§ **Exercise instructions**
Carry none of the pictures over; write out the complete data exactly.

++++ Exercise materials

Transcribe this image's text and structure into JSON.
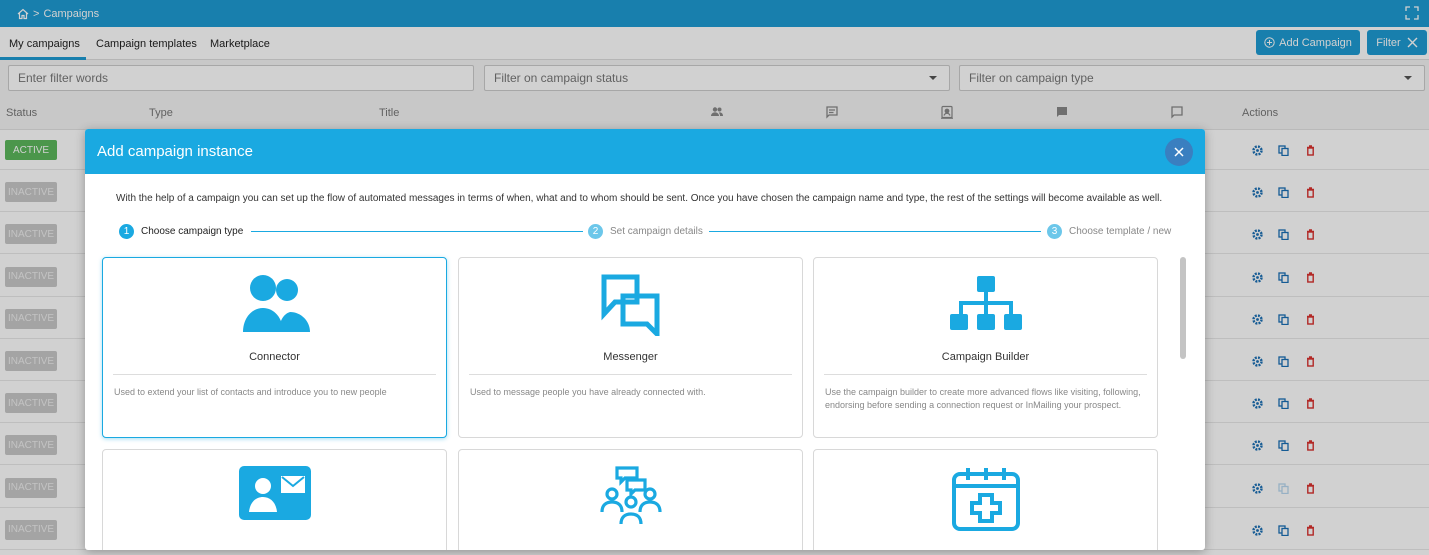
{
  "colors": {
    "brand": "#1e9bd3",
    "modal_header": "#1aa9e1",
    "active": "#5cb85c",
    "delete": "#d9312e"
  },
  "topbar": {
    "breadcrumb": "Campaigns",
    "separator": ">"
  },
  "tabs": [
    {
      "label": "My campaigns",
      "active": true
    },
    {
      "label": "Campaign templates",
      "active": false
    },
    {
      "label": "Marketplace",
      "active": false
    }
  ],
  "toolbar": {
    "add_label": "Add Campaign",
    "filter_label": "Filter"
  },
  "filters": {
    "words_placeholder": "Enter filter words",
    "status_placeholder": "Filter on campaign status",
    "type_placeholder": "Filter on campaign type"
  },
  "table": {
    "columns": {
      "status": "Status",
      "type": "Type",
      "title": "Title",
      "actions": "Actions"
    },
    "rows": [
      {
        "status": "ACTIVE"
      },
      {
        "status": "INACTIVE"
      },
      {
        "status": "INACTIVE"
      },
      {
        "status": "INACTIVE"
      },
      {
        "status": "INACTIVE"
      },
      {
        "status": "INACTIVE"
      },
      {
        "status": "INACTIVE"
      },
      {
        "status": "INACTIVE"
      },
      {
        "status": "INACTIVE"
      },
      {
        "status": "INACTIVE"
      }
    ]
  },
  "modal": {
    "title": "Add campaign instance",
    "intro": "With the help of a campaign you can set up the flow of automated messages in terms of when, what and to whom should be sent. Once you have chosen the campaign name and type, the rest of the settings will become available as well.",
    "steps": [
      {
        "num": "1",
        "label": "Choose campaign type"
      },
      {
        "num": "2",
        "label": "Set campaign details"
      },
      {
        "num": "3",
        "label": "Choose template / new"
      }
    ],
    "cards": [
      {
        "title": "Connector",
        "icon": "users-icon",
        "desc": "Used to extend your list of contacts and introduce you to new people"
      },
      {
        "title": "Messenger",
        "icon": "chat-bubbles-icon",
        "desc": "Used to message people you have already connected with."
      },
      {
        "title": "Campaign Builder",
        "icon": "sitemap-icon",
        "desc": "Use the campaign builder to create more advanced flows like visiting, following, endorsing before sending a connection request or InMailing your prospect."
      },
      {
        "icon": "contact-card-icon"
      },
      {
        "icon": "group-chat-icon"
      },
      {
        "icon": "calendar-plus-icon"
      }
    ]
  }
}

++++++++

§ **Written solution**
Transcribe this image's text and structure into JSON.
{
  "colors": {
    "brand": "#1e9bd3",
    "modal_header": "#1aa9e1",
    "active": "#5cb85c",
    "delete": "#d9312e"
  },
  "topbar": {
    "breadcrumb": "Campaigns",
    "separator": ">"
  },
  "tabs": [
    {
      "label": "My campaigns",
      "active": true
    },
    {
      "label": "Campaign templates",
      "active": false
    },
    {
      "label": "Marketplace",
      "active": false
    }
  ],
  "toolbar": {
    "add_label": "Add Campaign",
    "filter_label": "Filter"
  },
  "filters": {
    "words_placeholder": "Enter filter words",
    "status_placeholder": "Filter on campaign status",
    "type_placeholder": "Filter on campaign type"
  },
  "table": {
    "columns": {
      "status": "Status",
      "type": "Type",
      "title": "Title",
      "actions": "Actions"
    },
    "rows": [
      {
        "status": "ACTIVE"
      },
      {
        "status": "INACTIVE"
      },
      {
        "status": "INACTIVE"
      },
      {
        "status": "INACTIVE"
      },
      {
        "status": "INACTIVE"
      },
      {
        "status": "INACTIVE"
      },
      {
        "status": "INACTIVE"
      },
      {
        "status": "INACTIVE"
      },
      {
        "status": "INACTIVE"
      },
      {
        "status": "INACTIVE"
      }
    ]
  },
  "modal": {
    "title": "Add campaign instance",
    "intro": "With the help of a campaign you can set up the flow of automated messages in terms of when, what and to whom should be sent. Once you have chosen the campaign name and type, the rest of the settings will become available as well.",
    "steps": [
      {
        "num": "1",
        "label": "Choose campaign type"
      },
      {
        "num": "2",
        "label": "Set campaign details"
      },
      {
        "num": "3",
        "label": "Choose template / new"
      }
    ],
    "cards": [
      {
        "title": "Connector",
        "icon": "users-icon",
        "desc": "Used to extend your list of contacts and introduce you to new people"
      },
      {
        "title": "Messenger",
        "icon": "chat-bubbles-icon",
        "desc": "Used to message people you have already connected with."
      },
      {
        "title": "Campaign Builder",
        "icon": "sitemap-icon",
        "desc": "Use the campaign builder to create more advanced flows like visiting, following, endorsing before sending a connection request or InMailing your prospect."
      },
      {
        "icon": "contact-card-icon"
      },
      {
        "icon": "group-chat-icon"
      },
      {
        "icon": "calendar-plus-icon"
      }
    ]
  }
}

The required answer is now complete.